# Directions
Your task is to gather the lines below that hold the string "HONORABLE".

# Supplied records
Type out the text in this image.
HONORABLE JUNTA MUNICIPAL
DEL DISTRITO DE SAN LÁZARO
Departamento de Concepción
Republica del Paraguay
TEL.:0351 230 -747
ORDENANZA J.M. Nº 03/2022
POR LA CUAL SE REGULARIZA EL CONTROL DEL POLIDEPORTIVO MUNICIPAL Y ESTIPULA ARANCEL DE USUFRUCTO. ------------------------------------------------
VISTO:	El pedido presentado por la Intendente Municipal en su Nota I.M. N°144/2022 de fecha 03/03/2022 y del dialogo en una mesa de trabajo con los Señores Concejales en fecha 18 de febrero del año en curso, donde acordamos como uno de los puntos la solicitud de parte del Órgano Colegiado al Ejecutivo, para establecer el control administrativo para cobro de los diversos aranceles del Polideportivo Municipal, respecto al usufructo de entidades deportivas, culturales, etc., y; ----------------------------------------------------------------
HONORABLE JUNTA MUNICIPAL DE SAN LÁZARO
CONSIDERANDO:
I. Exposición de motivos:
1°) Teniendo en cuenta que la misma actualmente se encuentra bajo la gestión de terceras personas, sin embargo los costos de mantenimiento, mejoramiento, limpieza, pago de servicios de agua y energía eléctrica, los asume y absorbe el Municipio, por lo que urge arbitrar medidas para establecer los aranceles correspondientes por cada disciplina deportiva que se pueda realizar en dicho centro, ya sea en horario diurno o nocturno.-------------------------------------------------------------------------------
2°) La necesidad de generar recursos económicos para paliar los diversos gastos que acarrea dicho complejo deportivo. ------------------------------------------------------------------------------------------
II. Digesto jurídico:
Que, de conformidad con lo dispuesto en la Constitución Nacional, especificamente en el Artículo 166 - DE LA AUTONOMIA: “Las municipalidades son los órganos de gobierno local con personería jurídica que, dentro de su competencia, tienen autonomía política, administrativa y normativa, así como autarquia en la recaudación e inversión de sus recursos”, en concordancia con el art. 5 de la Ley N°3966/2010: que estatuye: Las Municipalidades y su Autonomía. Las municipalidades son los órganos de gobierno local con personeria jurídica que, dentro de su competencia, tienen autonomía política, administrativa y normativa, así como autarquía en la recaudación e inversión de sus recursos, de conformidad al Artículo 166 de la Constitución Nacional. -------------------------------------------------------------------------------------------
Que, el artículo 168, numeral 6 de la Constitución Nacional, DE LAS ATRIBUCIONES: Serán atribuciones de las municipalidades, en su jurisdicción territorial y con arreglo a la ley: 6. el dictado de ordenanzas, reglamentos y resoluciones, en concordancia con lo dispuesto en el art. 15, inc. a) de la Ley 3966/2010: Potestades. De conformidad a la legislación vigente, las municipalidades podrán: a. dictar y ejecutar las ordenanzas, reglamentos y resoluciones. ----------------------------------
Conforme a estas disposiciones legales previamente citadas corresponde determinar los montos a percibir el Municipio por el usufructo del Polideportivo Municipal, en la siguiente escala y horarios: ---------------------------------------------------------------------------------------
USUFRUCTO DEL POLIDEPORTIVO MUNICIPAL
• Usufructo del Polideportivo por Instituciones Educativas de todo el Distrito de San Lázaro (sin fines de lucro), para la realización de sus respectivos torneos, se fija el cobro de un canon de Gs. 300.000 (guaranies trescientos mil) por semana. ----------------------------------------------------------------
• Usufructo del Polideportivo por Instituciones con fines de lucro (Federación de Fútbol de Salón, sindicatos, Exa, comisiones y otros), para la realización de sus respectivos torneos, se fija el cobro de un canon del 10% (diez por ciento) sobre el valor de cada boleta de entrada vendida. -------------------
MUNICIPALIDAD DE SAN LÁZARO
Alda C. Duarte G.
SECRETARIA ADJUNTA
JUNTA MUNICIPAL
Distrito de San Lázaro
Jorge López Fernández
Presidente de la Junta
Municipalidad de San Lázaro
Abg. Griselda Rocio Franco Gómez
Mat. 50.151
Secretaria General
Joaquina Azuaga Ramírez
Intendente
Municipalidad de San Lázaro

# Answer for the task
HONORABLE JUNTA MUNICIPAL
HONORABLE JUNTA MUNICIPAL DE SAN LÁZARO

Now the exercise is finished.